>> start Data provided

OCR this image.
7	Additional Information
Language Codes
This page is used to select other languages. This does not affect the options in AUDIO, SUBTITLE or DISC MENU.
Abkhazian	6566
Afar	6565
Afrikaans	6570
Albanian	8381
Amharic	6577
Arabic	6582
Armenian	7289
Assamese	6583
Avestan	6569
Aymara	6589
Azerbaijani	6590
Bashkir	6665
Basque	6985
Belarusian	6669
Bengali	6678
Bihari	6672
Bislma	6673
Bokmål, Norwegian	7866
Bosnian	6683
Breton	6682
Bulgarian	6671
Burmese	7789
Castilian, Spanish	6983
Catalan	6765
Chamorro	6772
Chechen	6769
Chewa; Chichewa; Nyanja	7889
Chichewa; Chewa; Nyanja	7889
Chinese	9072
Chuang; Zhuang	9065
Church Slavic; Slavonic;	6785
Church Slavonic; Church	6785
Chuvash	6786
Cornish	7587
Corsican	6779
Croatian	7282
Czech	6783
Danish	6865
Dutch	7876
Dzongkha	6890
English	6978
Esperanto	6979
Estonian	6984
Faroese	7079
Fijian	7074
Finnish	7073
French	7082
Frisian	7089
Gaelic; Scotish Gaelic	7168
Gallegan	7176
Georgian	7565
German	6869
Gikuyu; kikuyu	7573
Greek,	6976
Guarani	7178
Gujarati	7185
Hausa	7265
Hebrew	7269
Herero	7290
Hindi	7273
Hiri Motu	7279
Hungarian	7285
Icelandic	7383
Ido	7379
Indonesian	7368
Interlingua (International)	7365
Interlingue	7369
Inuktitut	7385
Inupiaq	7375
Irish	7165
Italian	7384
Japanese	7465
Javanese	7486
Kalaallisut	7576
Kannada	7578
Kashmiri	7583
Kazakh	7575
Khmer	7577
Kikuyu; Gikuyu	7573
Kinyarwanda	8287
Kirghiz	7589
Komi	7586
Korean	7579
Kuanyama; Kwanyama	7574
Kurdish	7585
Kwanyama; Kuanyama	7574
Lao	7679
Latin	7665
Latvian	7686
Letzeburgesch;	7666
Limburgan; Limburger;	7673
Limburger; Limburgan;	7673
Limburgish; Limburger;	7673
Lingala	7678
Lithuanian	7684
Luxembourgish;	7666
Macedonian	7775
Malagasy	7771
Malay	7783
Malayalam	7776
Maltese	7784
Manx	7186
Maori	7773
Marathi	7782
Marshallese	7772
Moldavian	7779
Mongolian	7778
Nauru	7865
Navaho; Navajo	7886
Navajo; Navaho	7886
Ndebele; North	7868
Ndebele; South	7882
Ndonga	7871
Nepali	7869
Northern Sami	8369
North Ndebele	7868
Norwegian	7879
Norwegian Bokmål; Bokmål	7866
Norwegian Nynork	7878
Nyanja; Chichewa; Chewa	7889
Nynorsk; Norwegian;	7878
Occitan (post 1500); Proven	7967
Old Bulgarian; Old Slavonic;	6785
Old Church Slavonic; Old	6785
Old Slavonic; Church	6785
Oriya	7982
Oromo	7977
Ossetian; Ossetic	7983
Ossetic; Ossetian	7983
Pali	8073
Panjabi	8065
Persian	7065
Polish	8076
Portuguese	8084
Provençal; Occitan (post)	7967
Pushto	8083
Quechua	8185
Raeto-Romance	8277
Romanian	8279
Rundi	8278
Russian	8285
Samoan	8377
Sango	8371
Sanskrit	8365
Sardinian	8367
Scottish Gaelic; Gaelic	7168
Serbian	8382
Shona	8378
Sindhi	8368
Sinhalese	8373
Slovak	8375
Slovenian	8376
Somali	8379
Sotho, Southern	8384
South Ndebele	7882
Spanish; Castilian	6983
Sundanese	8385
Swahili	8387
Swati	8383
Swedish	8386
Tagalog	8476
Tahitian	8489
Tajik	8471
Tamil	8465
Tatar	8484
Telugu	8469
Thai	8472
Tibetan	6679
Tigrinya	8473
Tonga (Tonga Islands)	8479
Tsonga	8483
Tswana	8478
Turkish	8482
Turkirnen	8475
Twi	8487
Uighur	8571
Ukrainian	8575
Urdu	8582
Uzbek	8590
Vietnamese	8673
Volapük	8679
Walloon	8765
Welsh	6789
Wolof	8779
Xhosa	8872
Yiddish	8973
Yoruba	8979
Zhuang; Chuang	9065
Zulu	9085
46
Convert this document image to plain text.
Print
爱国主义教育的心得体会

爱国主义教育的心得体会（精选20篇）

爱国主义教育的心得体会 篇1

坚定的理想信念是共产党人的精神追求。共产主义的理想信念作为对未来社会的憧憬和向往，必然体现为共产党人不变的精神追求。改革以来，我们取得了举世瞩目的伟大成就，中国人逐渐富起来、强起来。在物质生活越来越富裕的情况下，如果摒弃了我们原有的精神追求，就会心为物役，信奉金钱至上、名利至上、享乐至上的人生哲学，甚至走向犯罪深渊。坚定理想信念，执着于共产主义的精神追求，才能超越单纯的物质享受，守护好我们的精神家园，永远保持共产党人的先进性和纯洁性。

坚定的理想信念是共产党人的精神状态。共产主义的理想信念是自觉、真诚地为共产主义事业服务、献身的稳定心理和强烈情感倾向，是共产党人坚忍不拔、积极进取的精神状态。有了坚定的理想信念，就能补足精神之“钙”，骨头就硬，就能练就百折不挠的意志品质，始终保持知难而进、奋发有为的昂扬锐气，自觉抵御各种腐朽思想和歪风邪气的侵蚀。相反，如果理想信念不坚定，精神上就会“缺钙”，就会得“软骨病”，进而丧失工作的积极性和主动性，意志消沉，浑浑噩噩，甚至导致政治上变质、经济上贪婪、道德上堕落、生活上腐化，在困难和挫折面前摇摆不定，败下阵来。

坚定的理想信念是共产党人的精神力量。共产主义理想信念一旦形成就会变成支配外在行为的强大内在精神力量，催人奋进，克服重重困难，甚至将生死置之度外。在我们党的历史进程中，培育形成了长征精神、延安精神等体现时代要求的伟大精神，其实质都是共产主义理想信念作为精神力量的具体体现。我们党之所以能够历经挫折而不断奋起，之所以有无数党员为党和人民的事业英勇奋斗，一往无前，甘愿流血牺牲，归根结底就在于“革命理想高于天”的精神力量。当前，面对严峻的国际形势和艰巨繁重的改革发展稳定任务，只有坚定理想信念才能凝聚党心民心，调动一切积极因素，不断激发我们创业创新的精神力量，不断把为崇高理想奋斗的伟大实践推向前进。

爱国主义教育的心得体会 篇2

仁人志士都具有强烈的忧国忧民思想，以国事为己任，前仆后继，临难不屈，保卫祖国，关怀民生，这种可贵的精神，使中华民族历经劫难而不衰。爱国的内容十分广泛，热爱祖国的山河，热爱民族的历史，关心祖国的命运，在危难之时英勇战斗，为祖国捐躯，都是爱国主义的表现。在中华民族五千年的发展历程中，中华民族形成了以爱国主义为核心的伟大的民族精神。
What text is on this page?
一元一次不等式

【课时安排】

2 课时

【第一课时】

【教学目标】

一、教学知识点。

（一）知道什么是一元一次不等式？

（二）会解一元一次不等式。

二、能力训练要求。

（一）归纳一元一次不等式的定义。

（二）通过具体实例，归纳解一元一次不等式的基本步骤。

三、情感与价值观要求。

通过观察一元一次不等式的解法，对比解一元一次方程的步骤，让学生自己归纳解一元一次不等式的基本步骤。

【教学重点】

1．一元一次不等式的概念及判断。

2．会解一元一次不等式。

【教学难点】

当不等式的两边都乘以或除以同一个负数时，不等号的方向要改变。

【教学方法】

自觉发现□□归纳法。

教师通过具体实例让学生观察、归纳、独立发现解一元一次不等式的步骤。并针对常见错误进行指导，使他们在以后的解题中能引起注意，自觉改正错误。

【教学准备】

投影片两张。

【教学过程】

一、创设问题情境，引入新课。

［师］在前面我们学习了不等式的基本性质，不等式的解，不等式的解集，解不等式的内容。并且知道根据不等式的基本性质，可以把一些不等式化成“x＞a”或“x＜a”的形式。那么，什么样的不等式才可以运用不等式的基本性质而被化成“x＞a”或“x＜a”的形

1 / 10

>> end Data provided

=== Problem ===
Return each line among the entries that holds the word "Navaho".

=== Exercise answer ===
Navaho; Navajo	7886
Navajo; Navaho	7886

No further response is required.